(Data records)
>>>>

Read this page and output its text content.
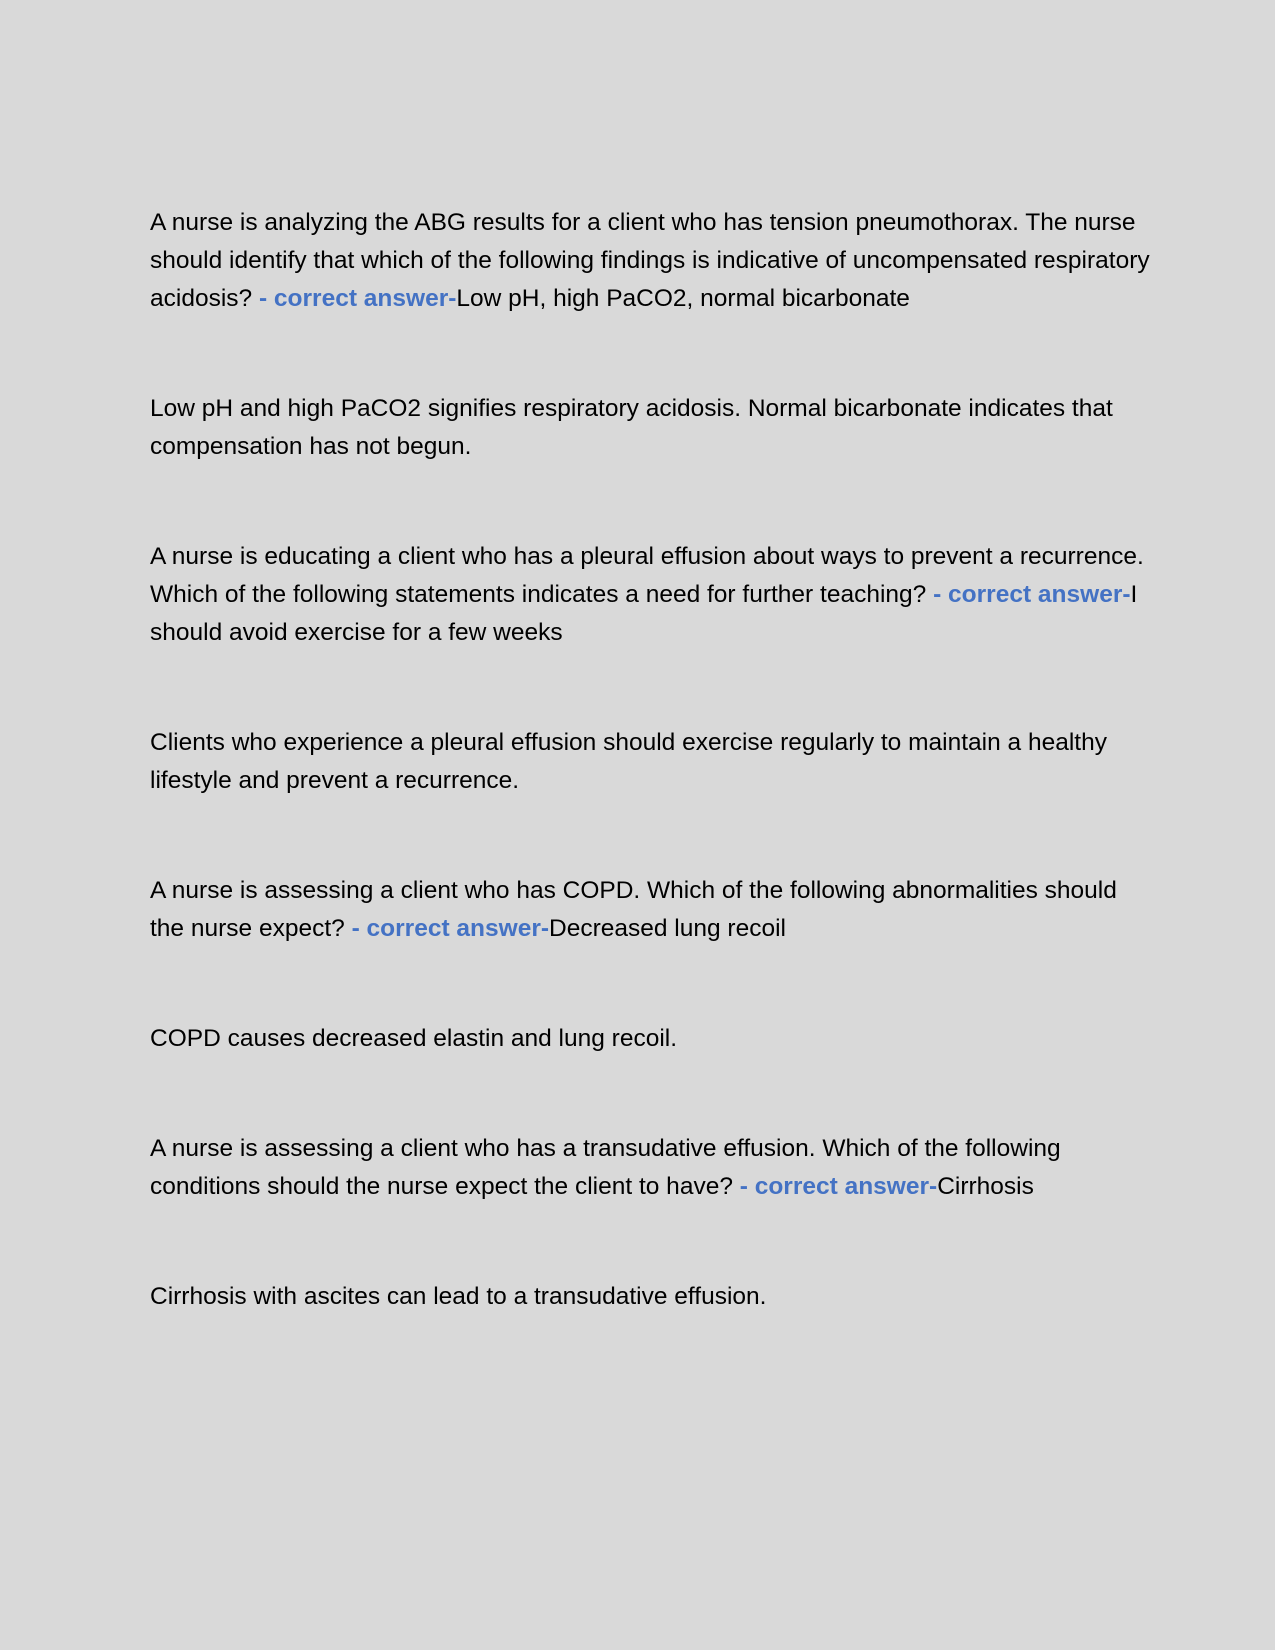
A nurse is analyzing the ABG results for a client who has tension pneumothorax. The nurse should identify that which of the following findings is indicative of uncompensated respiratory acidosis? - correct answer-Low pH, high PaCO2, normal bicarbonate

Low pH and high PaCO2 signifies respiratory acidosis. Normal bicarbonate indicates that compensation has not begun.

A nurse is educating a client who has a pleural effusion about ways to prevent a recurrence. Which of the following statements indicates a need for further teaching? - correct answer-I should avoid exercise for a few weeks

Clients who experience a pleural effusion should exercise regularly to maintain a healthy lifestyle and prevent a recurrence.

A nurse is assessing a client who has COPD. Which of the following abnormalities should the nurse expect? - correct answer-Decreased lung recoil

COPD causes decreased elastin and lung recoil.

A nurse is assessing a client who has a transudative effusion. Which of the following conditions should the nurse expect the client to have? - correct answer-Cirrhosis

Cirrhosis with ascites can lead to a transudative effusion.
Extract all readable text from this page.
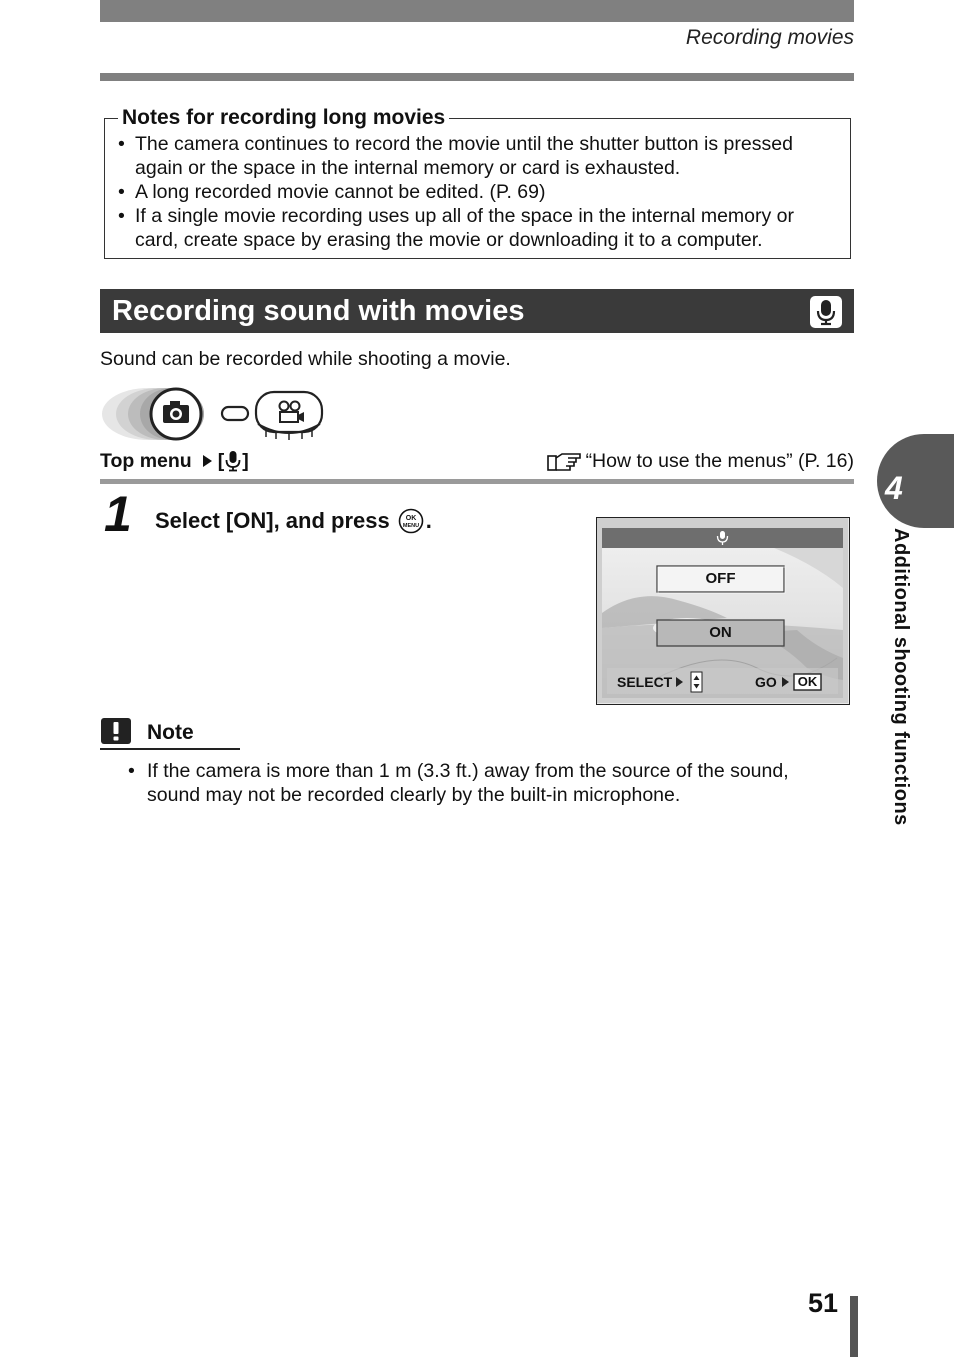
Recording movies
Notes for recording long movies
• The camera continues to record the movie until the shutter button is pressed again or the space in the internal memory or card is exhausted.
• A long recorded movie cannot be edited. (P. 69)
• If a single movie recording uses up all of the space in the internal memory or card, create space by erasing the movie or downloading it to a computer.
Recording sound with movies
Sound can be recorded while shooting a movie.
Top menu [ ]	“How to use the menus” (P. 16)
1 Select [ON], and press OK
MENU .
OFF
ON
SELECT	GO OK
Note
• If the camera is more than 1 m (3.3 ft.) away from the source of the sound, sound may not be recorded clearly by the built-in microphone.
4
Additional shooting functions
51
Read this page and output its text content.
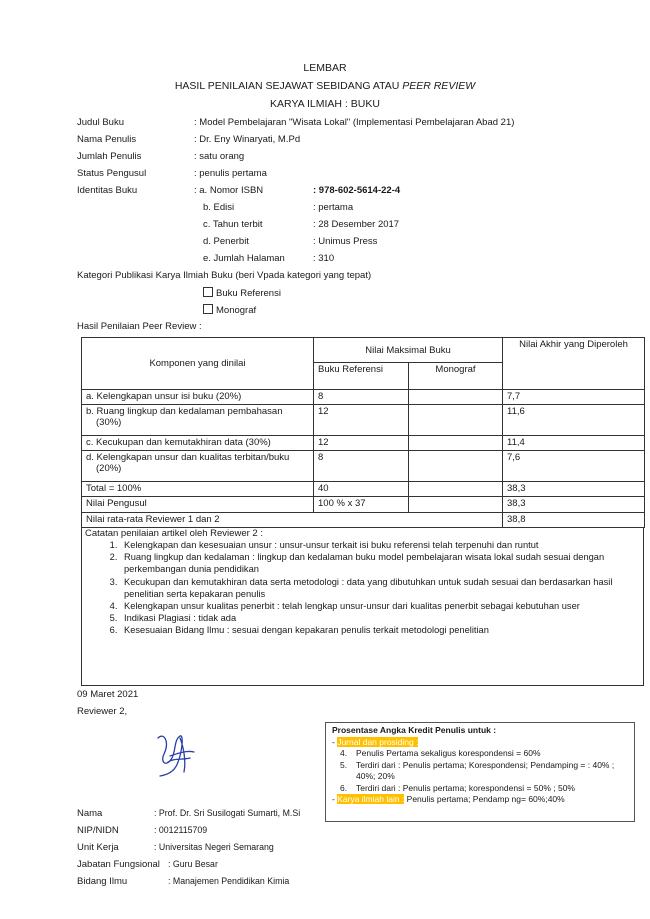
LEMBAR
HASIL PENILAIAN SEJAWAT SEBIDANG ATAU PEER REVIEW
KARYA ILMIAH : BUKU
Judul Buku	: Model Pembelajaran "Wisata Lokal" (Implementasi Pembelajaran Abad 21)
Nama Penulis	: Dr. Eny Winaryati, M.Pd
Jumlah Penulis	: satu orang
Status Pengusul	: penulis pertama
Identitas Buku	: a. Nomor ISBN	: 978-602-5614-22-4
b. Edisi	: pertama
c. Tahun terbit	: 28 Desember 2017
d. Penerbit	: Unimus Press
e. Jumlah Halaman	: 310
Kategori Publikasi Karya Ilmiah Buku (beri Vpada kategori yang tepat)
Buku Referensi
Monograf
Hasil Penilaian Peer Review :
Komponen yang dinilai	Nilai Maksimal Buku		Nilai Akhir yang Diperoleh
	Buku Referensi	Monograf	
a. Kelengkapan unsur isi buku (20%)	8		7,7
b. Ruang lingkup dan kedalaman pembahasan (30%)	12		11,6
c. Kecukupan dan kemutakhiran data (30%)	12		11,4
d. Kelengkapan unsur dan kualitas terbitan/buku (20%)	8		7,6
Total = 100%	40		38,3
Nilai Pengusul	100 % x 37		38,3
Nilai rata-rata Reviewer 1 dan 2			38,8
Catatan penilaian artikel oleh Reviewer 2 :
1. Kelengkapan dan kesesuaian unsur : unsur-unsur terkait isi buku referensi telah terpenuhi dan runtut
2. Ruang lingkup dan kedalaman : lingkup dan kedalaman buku model pembelajaran wisata lokal sudah sesuai dengan perkembangan dunia pendidikan
3. Kecukupan dan kemutakhiran data serta metodologi : data yang dibutuhkan untuk sudah sesuai dan berdasarkan hasil penelitian serta kepakaran penulis
4. Kelengkapan unsur kualitas penerbit : telah lengkap unsur-unsur dari kualitas penerbit sebagai kebutuhan user
5. Indikasi Plagiasi : tidak ada
6. Kesesuaian Bidang Ilmu : sesuai dengan kepakaran penulis terkait metodologi penelitian
09 Maret 2021
Reviewer 2,
Nama	: Prof. Dr. Sri Susilogati Sumarti, M.Si
NIP/NIDN	: 0012115709
Unit Kerja	: Universitas Negeri Semarang
Jabatan Fungsional : Guru Besar
Bidang Ilmu	: Manajemen Pendidikan Kimia
Prosentase Angka Kredit Penulis untuk :
- Jurnal dan prosiding :
4.	Penulis Pertama sekaligus korespondensi = 60%
5.	Terdiri dari : Penulis pertama; Korespondensi; Pendamping = : 40% ; 40%; 20%
6.	Terdiri dari : Penulis pertama; korespondensi = 50% ; 50%
- Karya ilmiah lain : Penulis pertama; Pendamp ng= 60%;40%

<<<<

What the task asks – Copy out each line word for word, please, skipping the images.

Task answer –
Read this page and output its text content.
A nurse is analyzing the ABG results for a client who has tension pneumothorax. The nurse should identify that which of the following findings is indicative of uncompensated respiratory acidosis? - correct answer-Low pH, high PaCO2, normal bicarbonate

Low pH and high PaCO2 signifies respiratory acidosis. Normal bicarbonate indicates that compensation has not begun.

A nurse is educating a client who has a pleural effusion about ways to prevent a recurrence. Which of the following statements indicates a need for further teaching? - correct answer-I should avoid exercise for a few weeks

Clients who experience a pleural effusion should exercise regularly to maintain a healthy lifestyle and prevent a recurrence.

A nurse is assessing a client who has COPD. Which of the following abnormalities should the nurse expect? - correct answer-Decreased lung recoil

COPD causes decreased elastin and lung recoil.

A nurse is assessing a client who has a transudative effusion. Which of the following conditions should the nurse expect the client to have? - correct answer-Cirrhosis

Cirrhosis with ascites can lead to a transudative effusion.
Extract all readable text from this page.
Recording movies
Notes for recording long movies
• The camera continues to record the movie until the shutter button is pressed again or the space in the internal memory or card is exhausted.
• A long recorded movie cannot be edited. (P. 69)
• If a single movie recording uses up all of the space in the internal memory or card, create space by erasing the movie or downloading it to a computer.
Recording sound with movies
Sound can be recorded while shooting a movie.
Top menu [ ]	“How to use the menus” (P. 16)
1 Select [ON], and press OK
MENU .
OFF
ON
SELECT	GO OK
Note
• If the camera is more than 1 m (3.3 ft.) away from the source of the sound, sound may not be recorded clearly by the built-in microphone.
4
Additional shooting functions
51
Read this page and output its text content.
LEMBAR
HASIL PENILAIAN SEJAWAT SEBIDANG ATAU PEER REVIEW
KARYA ILMIAH : BUKU
Judul Buku	: Model Pembelajaran "Wisata Lokal" (Implementasi Pembelajaran Abad 21)
Nama Penulis	: Dr. Eny Winaryati, M.Pd
Jumlah Penulis	: satu orang
Status Pengusul	: penulis pertama
Identitas Buku	: a. Nomor ISBN	: 978-602-5614-22-4
b. Edisi	: pertama
c. Tahun terbit	: 28 Desember 2017
d. Penerbit	: Unimus Press
e. Jumlah Halaman	: 310
Kategori Publikasi Karya Ilmiah Buku (beri Vpada kategori yang tepat)
Buku Referensi
Monograf
Hasil Penilaian Peer Review :
Komponen yang dinilai	Nilai Maksimal Buku		Nilai Akhir yang Diperoleh
	Buku Referensi	Monograf	
a. Kelengkapan unsur isi buku (20%)	8		7,7
b. Ruang lingkup dan kedalaman pembahasan (30%)	12		11,6
c. Kecukupan dan kemutakhiran data (30%)	12		11,4
d. Kelengkapan unsur dan kualitas terbitan/buku (20%)	8		7,6
Total = 100%	40		38,3
Nilai Pengusul	100 % x 37		38,3
Nilai rata-rata Reviewer 1 dan 2			38,8
Catatan penilaian artikel oleh Reviewer 2 :
1. Kelengkapan dan kesesuaian unsur : unsur-unsur terkait isi buku referensi telah terpenuhi dan runtut
2. Ruang lingkup dan kedalaman : lingkup dan kedalaman buku model pembelajaran wisata lokal sudah sesuai dengan perkembangan dunia pendidikan
3. Kecukupan dan kemutakhiran data serta metodologi : data yang dibutuhkan untuk sudah sesuai dan berdasarkan hasil penelitian serta kepakaran penulis
4. Kelengkapan unsur kualitas penerbit : telah lengkap unsur-unsur dari kualitas penerbit sebagai kebutuhan user
5. Indikasi Plagiasi : tidak ada
6. Kesesuaian Bidang Ilmu : sesuai dengan kepakaran penulis terkait metodologi penelitian
09 Maret 2021
Reviewer 2,
Nama	: Prof. Dr. Sri Susilogati Sumarti, M.Si
NIP/NIDN	: 0012115709
Unit Kerja	: Universitas Negeri Semarang
Jabatan Fungsional : Guru Besar
Bidang Ilmu	: Manajemen Pendidikan Kimia
Prosentase Angka Kredit Penulis untuk :
- Jurnal dan prosiding :
4.	Penulis Pertama sekaligus korespondensi = 60%
5.	Terdiri dari : Penulis pertama; Korespondensi; Pendamping = : 40% ; 40%; 20%
6.	Terdiri dari : Penulis pertama; korespondensi = 50% ; 50%
- Karya ilmiah lain : Penulis pertama; Pendamp ng= 60%;40%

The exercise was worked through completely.